Given instruction
Return each line containing "method".

-----

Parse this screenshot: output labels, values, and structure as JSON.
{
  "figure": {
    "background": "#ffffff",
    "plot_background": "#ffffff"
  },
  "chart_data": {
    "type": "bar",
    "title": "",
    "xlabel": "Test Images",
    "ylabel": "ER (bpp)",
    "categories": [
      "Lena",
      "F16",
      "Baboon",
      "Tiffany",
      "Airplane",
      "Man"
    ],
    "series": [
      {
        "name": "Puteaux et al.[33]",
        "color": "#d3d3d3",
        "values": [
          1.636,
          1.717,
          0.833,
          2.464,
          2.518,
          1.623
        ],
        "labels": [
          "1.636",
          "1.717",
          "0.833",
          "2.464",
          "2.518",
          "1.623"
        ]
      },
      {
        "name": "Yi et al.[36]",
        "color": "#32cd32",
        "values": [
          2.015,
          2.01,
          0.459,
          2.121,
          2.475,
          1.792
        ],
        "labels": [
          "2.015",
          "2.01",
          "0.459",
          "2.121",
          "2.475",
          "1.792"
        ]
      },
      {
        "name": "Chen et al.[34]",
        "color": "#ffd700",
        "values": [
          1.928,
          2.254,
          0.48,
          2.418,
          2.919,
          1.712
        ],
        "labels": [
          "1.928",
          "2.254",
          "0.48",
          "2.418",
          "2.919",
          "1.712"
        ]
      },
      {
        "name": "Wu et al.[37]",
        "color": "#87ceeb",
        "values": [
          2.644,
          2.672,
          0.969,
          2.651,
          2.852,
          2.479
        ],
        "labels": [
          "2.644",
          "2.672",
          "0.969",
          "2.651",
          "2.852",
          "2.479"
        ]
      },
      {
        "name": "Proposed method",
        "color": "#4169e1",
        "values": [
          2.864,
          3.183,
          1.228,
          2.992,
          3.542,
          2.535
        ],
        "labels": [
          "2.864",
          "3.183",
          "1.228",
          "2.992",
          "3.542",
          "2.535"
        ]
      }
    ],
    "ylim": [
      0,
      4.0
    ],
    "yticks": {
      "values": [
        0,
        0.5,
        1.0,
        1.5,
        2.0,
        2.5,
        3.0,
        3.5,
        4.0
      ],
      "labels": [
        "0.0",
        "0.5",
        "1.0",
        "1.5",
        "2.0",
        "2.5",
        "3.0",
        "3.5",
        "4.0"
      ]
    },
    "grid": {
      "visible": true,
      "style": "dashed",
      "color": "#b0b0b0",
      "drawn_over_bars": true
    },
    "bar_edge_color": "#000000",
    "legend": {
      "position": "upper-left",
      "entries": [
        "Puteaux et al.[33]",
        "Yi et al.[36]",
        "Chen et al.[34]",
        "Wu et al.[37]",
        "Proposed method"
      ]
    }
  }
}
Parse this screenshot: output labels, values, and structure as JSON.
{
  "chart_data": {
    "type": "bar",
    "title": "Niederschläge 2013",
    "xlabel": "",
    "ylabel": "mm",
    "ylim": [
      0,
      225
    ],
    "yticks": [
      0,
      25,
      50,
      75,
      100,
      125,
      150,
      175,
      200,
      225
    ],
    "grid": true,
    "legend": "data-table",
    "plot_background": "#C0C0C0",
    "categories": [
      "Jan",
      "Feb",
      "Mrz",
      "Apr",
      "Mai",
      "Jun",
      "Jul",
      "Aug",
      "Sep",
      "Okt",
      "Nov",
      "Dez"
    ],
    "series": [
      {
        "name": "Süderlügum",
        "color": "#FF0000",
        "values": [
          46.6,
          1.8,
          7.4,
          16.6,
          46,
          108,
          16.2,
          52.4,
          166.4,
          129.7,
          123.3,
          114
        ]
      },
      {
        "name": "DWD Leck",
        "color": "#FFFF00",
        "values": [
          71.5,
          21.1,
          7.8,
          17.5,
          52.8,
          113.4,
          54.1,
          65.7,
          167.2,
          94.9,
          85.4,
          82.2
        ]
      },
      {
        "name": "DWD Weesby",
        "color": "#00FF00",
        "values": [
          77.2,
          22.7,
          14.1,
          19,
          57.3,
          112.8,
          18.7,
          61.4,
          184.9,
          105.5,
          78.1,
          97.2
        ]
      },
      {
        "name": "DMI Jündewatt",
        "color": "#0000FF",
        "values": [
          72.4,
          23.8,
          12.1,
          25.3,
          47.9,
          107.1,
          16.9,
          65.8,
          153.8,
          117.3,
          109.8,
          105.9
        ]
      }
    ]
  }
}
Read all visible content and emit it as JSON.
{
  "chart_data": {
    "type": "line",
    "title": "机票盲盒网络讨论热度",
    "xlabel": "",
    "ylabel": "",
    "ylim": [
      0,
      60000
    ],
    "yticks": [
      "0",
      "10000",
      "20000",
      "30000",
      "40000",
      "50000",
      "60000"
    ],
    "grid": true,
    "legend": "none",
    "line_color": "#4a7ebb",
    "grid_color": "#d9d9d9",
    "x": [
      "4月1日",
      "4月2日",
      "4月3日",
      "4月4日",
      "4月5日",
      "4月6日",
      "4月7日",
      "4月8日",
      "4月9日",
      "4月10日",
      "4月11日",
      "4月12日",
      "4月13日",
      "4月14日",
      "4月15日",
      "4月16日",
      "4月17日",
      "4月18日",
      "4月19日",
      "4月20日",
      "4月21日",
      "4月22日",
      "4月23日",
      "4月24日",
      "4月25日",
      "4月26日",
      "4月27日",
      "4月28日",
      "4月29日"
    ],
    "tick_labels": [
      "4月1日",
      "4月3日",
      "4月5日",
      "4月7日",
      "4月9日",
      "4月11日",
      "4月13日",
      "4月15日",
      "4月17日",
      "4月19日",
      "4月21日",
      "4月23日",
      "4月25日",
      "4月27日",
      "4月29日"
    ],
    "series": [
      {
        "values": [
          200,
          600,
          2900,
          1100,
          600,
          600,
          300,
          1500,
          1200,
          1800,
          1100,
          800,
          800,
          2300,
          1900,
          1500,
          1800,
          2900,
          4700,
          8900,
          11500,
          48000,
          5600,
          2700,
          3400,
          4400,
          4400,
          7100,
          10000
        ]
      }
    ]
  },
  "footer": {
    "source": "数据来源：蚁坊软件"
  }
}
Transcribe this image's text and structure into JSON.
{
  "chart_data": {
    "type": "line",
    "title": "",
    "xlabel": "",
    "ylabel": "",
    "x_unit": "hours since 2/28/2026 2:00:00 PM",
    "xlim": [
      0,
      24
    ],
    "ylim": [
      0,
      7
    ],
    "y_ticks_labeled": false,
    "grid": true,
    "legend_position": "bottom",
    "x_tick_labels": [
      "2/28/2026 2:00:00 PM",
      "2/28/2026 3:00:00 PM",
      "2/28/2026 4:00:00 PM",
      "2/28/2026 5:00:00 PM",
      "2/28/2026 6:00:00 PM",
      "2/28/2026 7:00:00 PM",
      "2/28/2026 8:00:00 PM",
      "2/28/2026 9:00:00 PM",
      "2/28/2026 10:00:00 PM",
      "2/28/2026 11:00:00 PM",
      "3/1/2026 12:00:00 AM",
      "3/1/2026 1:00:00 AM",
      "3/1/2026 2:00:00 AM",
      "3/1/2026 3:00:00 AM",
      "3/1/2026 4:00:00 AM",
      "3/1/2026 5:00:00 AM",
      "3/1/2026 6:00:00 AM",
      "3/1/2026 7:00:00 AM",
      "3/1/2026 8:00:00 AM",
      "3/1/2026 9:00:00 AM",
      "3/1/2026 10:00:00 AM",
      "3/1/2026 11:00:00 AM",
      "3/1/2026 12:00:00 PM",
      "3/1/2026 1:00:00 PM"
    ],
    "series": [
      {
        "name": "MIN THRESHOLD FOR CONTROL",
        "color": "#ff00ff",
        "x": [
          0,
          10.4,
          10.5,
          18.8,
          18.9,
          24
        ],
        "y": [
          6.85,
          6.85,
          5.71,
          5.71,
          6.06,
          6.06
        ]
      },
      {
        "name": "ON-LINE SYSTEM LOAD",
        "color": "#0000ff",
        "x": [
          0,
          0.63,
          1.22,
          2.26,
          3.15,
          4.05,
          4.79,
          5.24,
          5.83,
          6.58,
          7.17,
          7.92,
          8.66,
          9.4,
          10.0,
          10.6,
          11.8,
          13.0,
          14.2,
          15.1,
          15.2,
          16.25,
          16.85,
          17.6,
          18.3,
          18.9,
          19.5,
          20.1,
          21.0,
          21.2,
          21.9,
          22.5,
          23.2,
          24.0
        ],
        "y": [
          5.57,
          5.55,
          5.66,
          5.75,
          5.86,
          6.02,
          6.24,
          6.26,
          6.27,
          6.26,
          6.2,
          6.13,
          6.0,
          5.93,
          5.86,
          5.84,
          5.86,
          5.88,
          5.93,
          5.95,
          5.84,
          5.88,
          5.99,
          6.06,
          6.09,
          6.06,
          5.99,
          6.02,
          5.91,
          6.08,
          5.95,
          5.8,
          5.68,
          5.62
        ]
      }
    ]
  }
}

-----

Response to the task
        "name": "Proposed method",
        "Proposed method"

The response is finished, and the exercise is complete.